-- WHAT IS ASKED --
Scan the data below and pick out the lines containing the word "value".

** start of RECORDS SHOWN **

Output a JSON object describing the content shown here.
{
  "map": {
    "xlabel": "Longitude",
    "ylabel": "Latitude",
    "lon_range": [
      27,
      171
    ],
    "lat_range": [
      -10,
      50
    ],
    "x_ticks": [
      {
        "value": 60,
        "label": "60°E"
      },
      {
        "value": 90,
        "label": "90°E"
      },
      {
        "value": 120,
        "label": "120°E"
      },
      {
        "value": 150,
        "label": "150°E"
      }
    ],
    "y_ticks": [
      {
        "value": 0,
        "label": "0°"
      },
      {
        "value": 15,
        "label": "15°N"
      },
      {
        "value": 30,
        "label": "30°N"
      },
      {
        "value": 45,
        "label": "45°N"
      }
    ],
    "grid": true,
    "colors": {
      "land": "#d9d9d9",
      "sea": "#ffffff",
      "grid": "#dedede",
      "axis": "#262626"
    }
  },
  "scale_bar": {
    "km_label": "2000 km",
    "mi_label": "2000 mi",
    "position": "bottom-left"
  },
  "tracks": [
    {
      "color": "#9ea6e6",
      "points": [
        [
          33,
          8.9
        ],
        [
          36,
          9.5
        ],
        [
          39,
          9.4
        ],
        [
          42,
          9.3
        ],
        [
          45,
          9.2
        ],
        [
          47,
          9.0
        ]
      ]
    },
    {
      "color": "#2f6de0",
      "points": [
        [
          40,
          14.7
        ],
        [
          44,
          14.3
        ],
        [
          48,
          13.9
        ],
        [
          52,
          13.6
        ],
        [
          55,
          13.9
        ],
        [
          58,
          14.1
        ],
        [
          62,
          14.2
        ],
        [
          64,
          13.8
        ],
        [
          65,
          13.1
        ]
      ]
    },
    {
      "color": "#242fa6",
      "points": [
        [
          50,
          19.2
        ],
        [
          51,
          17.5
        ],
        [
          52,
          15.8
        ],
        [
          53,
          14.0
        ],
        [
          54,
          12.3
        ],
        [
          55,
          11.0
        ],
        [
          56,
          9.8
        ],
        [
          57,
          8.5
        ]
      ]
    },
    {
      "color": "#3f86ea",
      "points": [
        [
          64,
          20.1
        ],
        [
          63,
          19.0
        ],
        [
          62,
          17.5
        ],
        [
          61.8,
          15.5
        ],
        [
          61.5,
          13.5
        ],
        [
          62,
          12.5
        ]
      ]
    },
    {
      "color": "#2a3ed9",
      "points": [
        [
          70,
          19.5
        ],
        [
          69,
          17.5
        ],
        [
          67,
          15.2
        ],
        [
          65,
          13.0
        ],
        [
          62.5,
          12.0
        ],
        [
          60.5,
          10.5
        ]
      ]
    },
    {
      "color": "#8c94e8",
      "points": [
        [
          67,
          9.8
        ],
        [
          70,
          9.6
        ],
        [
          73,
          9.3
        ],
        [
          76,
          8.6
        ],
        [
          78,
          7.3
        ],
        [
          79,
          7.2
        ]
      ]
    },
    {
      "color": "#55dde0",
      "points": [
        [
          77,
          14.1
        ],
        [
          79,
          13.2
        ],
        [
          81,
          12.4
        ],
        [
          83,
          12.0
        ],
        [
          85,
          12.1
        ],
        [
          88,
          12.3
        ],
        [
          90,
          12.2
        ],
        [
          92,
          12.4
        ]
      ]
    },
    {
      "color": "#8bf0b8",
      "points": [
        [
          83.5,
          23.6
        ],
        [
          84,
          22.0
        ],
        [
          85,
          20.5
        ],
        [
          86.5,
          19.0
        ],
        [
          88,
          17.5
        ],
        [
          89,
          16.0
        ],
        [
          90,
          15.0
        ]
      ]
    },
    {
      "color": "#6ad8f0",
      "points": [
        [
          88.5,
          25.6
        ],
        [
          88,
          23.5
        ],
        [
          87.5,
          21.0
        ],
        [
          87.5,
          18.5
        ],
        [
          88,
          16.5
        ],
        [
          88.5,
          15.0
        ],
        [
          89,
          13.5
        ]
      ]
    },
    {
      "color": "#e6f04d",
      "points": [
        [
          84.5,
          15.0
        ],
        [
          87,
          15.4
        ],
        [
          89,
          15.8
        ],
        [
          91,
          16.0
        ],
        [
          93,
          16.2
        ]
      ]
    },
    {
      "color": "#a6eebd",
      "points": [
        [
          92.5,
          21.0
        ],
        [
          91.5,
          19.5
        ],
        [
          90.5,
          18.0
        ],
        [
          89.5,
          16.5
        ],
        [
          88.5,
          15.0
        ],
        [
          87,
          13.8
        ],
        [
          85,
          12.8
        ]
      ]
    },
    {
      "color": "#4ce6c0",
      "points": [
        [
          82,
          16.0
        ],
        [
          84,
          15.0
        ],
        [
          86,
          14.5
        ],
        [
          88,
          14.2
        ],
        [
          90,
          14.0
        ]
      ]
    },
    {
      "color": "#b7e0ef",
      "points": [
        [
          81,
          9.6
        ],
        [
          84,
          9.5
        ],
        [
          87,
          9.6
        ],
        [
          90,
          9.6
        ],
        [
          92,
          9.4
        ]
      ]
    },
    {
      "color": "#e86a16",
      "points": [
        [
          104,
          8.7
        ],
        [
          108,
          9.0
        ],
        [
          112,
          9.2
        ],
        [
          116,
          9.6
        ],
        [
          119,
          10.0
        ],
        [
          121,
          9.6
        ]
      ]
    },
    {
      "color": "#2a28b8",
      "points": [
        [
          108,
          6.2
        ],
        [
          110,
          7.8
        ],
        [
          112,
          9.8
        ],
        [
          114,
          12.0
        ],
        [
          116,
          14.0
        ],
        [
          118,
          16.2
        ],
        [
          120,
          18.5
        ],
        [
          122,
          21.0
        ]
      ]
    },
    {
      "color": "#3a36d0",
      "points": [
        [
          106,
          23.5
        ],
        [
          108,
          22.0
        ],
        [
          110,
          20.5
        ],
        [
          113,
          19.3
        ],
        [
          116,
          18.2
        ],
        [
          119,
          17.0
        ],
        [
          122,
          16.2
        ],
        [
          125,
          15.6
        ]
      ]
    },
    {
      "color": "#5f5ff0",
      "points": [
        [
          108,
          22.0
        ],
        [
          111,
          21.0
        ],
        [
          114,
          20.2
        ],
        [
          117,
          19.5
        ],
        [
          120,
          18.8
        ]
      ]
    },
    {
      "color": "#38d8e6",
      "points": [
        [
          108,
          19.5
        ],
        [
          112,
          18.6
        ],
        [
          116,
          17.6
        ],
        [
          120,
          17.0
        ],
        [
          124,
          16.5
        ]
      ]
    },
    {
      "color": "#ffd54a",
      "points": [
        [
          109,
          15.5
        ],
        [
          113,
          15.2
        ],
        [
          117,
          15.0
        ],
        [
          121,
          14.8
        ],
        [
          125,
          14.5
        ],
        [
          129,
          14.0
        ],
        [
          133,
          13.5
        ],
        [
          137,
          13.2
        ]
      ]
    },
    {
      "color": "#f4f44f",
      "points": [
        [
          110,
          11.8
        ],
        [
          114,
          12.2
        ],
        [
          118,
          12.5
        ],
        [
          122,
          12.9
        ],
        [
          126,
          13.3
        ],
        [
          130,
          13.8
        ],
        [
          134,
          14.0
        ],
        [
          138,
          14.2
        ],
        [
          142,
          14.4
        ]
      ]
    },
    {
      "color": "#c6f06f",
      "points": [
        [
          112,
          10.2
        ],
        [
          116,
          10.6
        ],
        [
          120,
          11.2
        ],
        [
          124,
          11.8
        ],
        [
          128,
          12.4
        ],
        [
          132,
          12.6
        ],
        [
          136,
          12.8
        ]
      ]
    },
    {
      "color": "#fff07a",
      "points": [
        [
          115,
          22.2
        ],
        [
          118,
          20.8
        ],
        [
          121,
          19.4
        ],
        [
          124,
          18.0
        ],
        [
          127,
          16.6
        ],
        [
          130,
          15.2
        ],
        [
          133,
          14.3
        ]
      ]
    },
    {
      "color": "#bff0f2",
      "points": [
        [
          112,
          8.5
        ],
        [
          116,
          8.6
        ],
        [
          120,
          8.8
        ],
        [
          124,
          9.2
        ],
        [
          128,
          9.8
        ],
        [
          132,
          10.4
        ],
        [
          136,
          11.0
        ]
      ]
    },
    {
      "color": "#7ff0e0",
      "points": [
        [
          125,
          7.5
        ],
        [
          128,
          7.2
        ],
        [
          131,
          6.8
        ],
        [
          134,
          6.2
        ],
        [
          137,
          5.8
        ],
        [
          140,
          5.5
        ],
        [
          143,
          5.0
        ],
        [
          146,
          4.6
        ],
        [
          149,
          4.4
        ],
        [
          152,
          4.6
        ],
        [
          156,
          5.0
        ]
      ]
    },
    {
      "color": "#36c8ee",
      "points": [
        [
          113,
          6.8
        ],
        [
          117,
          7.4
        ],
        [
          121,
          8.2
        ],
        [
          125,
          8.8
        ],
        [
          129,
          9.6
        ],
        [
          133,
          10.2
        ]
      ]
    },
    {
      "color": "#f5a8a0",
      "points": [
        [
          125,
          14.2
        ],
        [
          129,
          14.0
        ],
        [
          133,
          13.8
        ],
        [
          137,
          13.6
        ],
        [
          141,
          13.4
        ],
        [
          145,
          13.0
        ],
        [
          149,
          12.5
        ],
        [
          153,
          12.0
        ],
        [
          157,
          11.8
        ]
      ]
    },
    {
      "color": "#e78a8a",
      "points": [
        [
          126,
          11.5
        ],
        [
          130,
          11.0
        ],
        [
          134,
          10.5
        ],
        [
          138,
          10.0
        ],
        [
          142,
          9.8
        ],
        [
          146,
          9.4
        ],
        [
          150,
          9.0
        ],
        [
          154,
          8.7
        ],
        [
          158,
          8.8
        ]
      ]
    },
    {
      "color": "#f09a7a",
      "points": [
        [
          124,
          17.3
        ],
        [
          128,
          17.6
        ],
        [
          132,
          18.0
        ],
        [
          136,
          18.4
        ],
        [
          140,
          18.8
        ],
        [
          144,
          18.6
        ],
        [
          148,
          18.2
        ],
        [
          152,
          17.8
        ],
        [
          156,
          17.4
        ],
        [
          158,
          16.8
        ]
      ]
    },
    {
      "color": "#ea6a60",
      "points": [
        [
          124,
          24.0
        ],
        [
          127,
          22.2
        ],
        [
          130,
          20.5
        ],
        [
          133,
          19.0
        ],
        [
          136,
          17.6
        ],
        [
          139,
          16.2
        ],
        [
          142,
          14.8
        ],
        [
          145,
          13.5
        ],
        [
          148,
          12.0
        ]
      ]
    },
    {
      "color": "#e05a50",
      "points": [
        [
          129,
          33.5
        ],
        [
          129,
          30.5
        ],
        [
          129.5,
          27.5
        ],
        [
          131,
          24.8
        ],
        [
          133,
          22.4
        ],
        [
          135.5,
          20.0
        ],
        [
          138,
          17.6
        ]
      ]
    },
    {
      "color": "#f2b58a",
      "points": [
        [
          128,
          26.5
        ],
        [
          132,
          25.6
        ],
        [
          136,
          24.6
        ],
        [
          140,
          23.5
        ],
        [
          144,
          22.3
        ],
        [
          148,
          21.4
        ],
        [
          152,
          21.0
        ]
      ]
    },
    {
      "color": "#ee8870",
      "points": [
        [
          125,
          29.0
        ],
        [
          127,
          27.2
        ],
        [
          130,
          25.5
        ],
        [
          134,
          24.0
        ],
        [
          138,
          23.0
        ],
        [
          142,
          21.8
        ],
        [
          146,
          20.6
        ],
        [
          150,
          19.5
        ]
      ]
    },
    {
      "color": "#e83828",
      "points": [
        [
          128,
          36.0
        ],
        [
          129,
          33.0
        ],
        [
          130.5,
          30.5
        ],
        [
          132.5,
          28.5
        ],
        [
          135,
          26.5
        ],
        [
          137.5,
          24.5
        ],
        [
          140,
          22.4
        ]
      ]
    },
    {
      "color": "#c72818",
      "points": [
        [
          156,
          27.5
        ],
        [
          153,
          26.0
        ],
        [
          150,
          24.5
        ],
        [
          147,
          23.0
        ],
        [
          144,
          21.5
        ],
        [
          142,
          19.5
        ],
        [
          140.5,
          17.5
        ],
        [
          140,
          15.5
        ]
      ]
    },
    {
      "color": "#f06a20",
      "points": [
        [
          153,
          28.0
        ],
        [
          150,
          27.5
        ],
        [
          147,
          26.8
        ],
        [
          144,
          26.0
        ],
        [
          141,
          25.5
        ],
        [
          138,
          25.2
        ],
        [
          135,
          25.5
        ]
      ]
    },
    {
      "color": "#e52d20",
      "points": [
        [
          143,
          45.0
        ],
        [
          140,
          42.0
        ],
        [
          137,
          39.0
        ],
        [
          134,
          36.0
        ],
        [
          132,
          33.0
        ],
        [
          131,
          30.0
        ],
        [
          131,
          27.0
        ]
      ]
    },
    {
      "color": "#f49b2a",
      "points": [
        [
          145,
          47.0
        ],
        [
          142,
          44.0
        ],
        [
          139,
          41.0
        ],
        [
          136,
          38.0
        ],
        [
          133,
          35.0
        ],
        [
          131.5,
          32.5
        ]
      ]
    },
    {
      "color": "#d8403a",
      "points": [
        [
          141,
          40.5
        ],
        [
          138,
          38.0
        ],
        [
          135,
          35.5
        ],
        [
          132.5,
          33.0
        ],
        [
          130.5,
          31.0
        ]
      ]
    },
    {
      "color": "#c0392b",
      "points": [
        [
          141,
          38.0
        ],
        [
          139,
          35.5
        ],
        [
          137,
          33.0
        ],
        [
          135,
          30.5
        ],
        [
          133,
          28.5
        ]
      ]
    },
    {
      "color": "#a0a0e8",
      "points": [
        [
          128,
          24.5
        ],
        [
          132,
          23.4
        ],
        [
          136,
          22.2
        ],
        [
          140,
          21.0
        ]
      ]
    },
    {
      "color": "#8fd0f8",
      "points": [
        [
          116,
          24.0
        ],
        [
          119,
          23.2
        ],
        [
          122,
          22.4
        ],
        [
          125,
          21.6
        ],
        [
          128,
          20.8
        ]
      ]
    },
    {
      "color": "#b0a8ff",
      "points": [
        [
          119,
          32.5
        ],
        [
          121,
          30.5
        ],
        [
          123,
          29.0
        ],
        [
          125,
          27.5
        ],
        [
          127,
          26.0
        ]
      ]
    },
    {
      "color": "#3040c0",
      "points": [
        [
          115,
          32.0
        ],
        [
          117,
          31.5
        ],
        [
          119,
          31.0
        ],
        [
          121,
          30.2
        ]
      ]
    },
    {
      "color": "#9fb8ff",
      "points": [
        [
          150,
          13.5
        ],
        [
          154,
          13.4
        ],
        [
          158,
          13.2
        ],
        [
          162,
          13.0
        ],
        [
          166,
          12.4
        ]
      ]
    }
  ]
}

** end of RECORDS SHOWN **

-- RESULT OF THE TASK --
        "value": 60,
        "value": 90,
        "value": 120,
        "value": 150,
        "value": 0,
        "value": 15,
        "value": 30,
        "value": 45,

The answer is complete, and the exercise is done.